Go over the entries below line by line, copying each one that contains the word "JSON".

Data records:

————

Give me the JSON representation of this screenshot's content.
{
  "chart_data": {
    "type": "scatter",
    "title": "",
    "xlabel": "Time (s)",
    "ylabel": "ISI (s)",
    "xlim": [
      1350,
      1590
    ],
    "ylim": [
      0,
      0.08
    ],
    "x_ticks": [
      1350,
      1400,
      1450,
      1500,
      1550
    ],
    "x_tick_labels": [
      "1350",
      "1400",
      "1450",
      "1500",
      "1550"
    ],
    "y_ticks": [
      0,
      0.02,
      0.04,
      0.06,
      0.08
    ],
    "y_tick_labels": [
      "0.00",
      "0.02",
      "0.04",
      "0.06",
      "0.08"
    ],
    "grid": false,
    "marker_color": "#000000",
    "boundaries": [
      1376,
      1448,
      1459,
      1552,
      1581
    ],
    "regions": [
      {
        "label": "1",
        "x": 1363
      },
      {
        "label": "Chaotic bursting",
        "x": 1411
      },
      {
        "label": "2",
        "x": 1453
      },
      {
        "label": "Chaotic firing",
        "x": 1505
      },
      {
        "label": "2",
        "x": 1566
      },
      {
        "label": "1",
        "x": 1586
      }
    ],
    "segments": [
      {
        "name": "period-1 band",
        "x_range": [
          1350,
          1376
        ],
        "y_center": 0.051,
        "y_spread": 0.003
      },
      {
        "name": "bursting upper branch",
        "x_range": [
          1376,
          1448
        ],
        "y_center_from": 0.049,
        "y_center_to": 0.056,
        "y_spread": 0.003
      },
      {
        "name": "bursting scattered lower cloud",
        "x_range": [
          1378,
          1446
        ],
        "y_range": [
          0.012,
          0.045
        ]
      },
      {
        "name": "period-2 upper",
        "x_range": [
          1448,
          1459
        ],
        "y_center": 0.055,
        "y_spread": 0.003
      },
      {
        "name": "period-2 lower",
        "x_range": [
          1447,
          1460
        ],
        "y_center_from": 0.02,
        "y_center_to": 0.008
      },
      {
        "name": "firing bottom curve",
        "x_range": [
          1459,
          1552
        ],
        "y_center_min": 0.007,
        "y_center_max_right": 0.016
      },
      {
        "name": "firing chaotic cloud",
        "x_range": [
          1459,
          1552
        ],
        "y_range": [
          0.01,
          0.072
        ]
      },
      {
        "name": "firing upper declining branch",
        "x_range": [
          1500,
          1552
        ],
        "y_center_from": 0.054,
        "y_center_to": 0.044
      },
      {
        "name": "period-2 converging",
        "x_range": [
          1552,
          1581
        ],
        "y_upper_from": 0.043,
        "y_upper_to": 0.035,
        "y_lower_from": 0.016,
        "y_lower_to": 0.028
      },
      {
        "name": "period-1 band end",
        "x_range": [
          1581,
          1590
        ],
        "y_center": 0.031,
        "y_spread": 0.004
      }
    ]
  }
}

————

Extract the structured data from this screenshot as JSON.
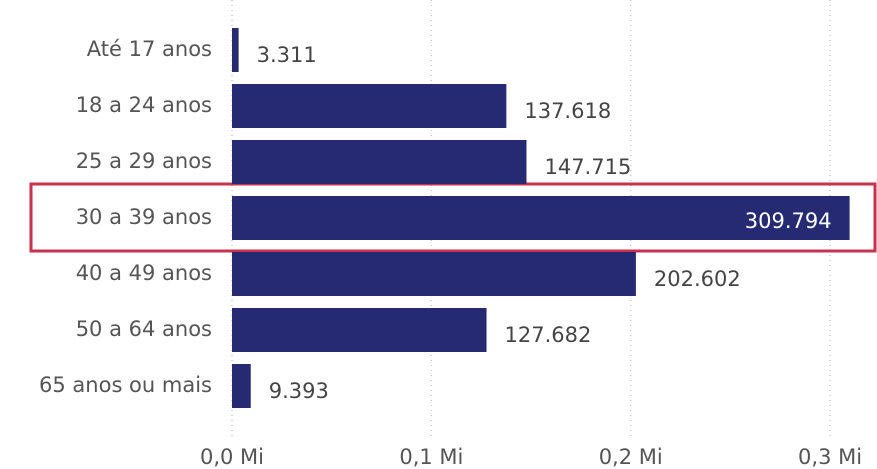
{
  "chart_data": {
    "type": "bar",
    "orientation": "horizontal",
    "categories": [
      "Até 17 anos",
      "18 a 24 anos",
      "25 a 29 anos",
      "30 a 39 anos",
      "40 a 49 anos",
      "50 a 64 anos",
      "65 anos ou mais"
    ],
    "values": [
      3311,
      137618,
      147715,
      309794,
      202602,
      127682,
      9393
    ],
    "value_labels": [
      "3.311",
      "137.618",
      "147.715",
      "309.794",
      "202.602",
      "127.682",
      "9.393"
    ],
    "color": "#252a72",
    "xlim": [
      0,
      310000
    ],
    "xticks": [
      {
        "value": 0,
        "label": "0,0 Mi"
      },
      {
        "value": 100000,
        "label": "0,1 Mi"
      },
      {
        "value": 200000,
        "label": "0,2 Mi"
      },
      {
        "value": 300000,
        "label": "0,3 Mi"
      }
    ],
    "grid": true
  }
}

————

→ Complete output:
Give me the JSON representation of this screenshot's content.
Extract the structured data from this screenshot as JSON.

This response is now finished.